[Aim]
Can you print every record below exactly as written?

[The data]
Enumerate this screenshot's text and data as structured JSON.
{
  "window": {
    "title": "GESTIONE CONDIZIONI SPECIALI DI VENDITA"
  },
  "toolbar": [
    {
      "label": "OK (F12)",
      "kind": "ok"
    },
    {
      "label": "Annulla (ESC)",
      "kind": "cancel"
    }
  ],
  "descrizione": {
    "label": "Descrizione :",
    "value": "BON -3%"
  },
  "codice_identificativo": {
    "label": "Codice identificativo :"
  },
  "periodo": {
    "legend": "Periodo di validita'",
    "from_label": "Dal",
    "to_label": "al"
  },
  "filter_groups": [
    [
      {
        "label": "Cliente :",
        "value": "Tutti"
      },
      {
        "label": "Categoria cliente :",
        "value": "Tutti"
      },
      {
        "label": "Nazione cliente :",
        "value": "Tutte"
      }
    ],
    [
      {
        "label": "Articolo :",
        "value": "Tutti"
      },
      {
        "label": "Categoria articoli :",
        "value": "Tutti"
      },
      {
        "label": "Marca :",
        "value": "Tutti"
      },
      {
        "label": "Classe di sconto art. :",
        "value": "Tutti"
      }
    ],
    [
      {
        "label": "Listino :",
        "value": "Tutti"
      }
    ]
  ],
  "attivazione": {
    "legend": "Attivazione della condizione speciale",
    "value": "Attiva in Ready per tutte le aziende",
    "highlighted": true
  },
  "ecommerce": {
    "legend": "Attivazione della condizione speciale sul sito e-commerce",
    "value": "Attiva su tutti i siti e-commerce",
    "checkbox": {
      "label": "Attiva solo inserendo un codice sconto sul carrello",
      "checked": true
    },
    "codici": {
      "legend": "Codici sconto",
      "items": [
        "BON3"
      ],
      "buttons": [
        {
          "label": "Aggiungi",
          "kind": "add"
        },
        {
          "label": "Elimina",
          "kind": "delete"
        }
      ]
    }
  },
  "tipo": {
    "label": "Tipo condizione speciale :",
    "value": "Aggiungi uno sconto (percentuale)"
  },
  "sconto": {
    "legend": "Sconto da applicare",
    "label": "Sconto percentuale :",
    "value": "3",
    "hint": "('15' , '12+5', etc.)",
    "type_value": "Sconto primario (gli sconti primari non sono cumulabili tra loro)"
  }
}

[Output below]
Enumerate this screenshot's text and data as structured JSON.
{
  "window": {
    "title": "GESTIONE CONDIZIONI SPECIALI DI VENDITA"
  },
  "toolbar": [
    {
      "label": "OK (F12)",
      "kind": "ok"
    },
    {
      "label": "Annulla (ESC)",
      "kind": "cancel"
    }
  ],
  "descrizione": {
    "label": "Descrizione :",
    "value": "BON -3%"
  },
  "codice_identificativo": {
    "label": "Codice identificativo :"
  },
  "periodo": {
    "legend": "Periodo di validita'",
    "from_label": "Dal",
    "to_label": "al"
  },
  "filter_groups": [
    [
      {
        "label": "Cliente :",
        "value": "Tutti"
      },
      {
        "label": "Categoria cliente :",
        "value": "Tutti"
      },
      {
        "label": "Nazione cliente :",
        "value": "Tutte"
      }
    ],
    [
      {
        "label": "Articolo :",
        "value": "Tutti"
      },
      {
        "label": "Categoria articoli :",
        "value": "Tutti"
      },
      {
        "label": "Marca :",
        "value": "Tutti"
      },
      {
        "label": "Classe di sconto art. :",
        "value": "Tutti"
      }
    ],
    [
      {
        "label": "Listino :",
        "value": "Tutti"
      }
    ]
  ],
  "attivazione": {
    "legend": "Attivazione della condizione speciale",
    "value": "Attiva in Ready per tutte le aziende",
    "highlighted": true
  },
  "ecommerce": {
    "legend": "Attivazione della condizione speciale sul sito e-commerce",
    "value": "Attiva su tutti i siti e-commerce",
    "checkbox": {
      "label": "Attiva solo inserendo un codice sconto sul carrello",
      "checked": true
    },
    "codici": {
      "legend": "Codici sconto",
      "items": [
        "BON3"
      ],
      "buttons": [
        {
          "label": "Aggiungi",
          "kind": "add"
        },
        {
          "label": "Elimina",
          "kind": "delete"
        }
      ]
    }
  },
  "tipo": {
    "label": "Tipo condizione speciale :",
    "value": "Aggiungi uno sconto (percentuale)"
  },
  "sconto": {
    "legend": "Sconto da applicare",
    "label": "Sconto percentuale :",
    "value": "3",
    "hint": "('15' , '12+5', etc.)",
    "type_value": "Sconto primario (gli sconti primari non sono cumulabili tra loro)"
  }
}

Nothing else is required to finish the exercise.